WHAT NEEDS TO BE DONE =>
Write out each line beneath this one exactly as it reads.

(Dataset items)

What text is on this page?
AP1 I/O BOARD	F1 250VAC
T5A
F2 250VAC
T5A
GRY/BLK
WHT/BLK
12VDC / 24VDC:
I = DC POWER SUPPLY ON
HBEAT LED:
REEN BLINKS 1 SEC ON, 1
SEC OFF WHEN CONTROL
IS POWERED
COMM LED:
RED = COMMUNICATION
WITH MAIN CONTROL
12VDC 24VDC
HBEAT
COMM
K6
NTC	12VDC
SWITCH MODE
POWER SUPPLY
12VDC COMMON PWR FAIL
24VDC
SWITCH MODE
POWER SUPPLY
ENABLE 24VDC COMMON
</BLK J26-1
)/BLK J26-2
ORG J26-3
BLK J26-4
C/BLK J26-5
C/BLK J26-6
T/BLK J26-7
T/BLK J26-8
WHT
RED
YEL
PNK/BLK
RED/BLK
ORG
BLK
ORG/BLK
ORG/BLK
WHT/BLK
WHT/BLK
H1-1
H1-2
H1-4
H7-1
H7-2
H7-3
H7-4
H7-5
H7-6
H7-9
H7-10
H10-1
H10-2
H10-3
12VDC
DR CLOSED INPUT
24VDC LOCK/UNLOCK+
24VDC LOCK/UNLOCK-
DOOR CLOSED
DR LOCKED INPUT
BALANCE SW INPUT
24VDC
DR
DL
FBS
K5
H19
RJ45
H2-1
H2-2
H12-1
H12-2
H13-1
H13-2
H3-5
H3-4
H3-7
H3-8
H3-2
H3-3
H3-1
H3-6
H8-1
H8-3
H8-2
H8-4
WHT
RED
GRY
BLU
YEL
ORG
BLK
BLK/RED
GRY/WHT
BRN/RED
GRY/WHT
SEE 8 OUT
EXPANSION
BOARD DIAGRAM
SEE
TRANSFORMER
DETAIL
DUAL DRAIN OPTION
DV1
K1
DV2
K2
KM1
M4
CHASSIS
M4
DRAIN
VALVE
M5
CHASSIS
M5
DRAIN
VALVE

THE REPLY =>
What text is on this page?
AP1 I/O BOARD	F1 250VAC
T5A
F2 250VAC
T5A
GRY/BLK
WHT/BLK
12VDC / 24VDC:
I = DC POWER SUPPLY ON
HBEAT LED:
REEN BLINKS 1 SEC ON, 1
SEC OFF WHEN CONTROL
IS POWERED
COMM LED:
RED = COMMUNICATION
WITH MAIN CONTROL
12VDC 24VDC
HBEAT
COMM
K6
NTC	12VDC
SWITCH MODE
POWER SUPPLY
12VDC COMMON PWR FAIL
24VDC
SWITCH MODE
POWER SUPPLY
ENABLE 24VDC COMMON
</BLK J26-1
)/BLK J26-2
ORG J26-3
BLK J26-4
C/BLK J26-5
C/BLK J26-6
T/BLK J26-7
T/BLK J26-8
WHT
RED
YEL
PNK/BLK
RED/BLK
ORG
BLK
ORG/BLK
ORG/BLK
WHT/BLK
WHT/BLK
H1-1
H1-2
H1-4
H7-1
H7-2
H7-3
H7-4
H7-5
H7-6
H7-9
H7-10
H10-1
H10-2
H10-3
12VDC
DR CLOSED INPUT
24VDC LOCK/UNLOCK+
24VDC LOCK/UNLOCK-
DOOR CLOSED
DR LOCKED INPUT
BALANCE SW INPUT
24VDC
DR
DL
FBS
K5
H19
RJ45
H2-1
H2-2
H12-1
H12-2
H13-1
H13-2
H3-5
H3-4
H3-7
H3-8
H3-2
H3-3
H3-1
H3-6
H8-1
H8-3
H8-2
H8-4
WHT
RED
GRY
BLU
YEL
ORG
BLK
BLK/RED
GRY/WHT
BRN/RED
GRY/WHT
SEE 8 OUT
EXPANSION
BOARD DIAGRAM
SEE
TRANSFORMER
DETAIL
DUAL DRAIN OPTION
DV1
K1
DV2
K2
KM1
M4
CHASSIS
M4
DRAIN
VALVE
M5
CHASSIS
M5
DRAIN
VALVE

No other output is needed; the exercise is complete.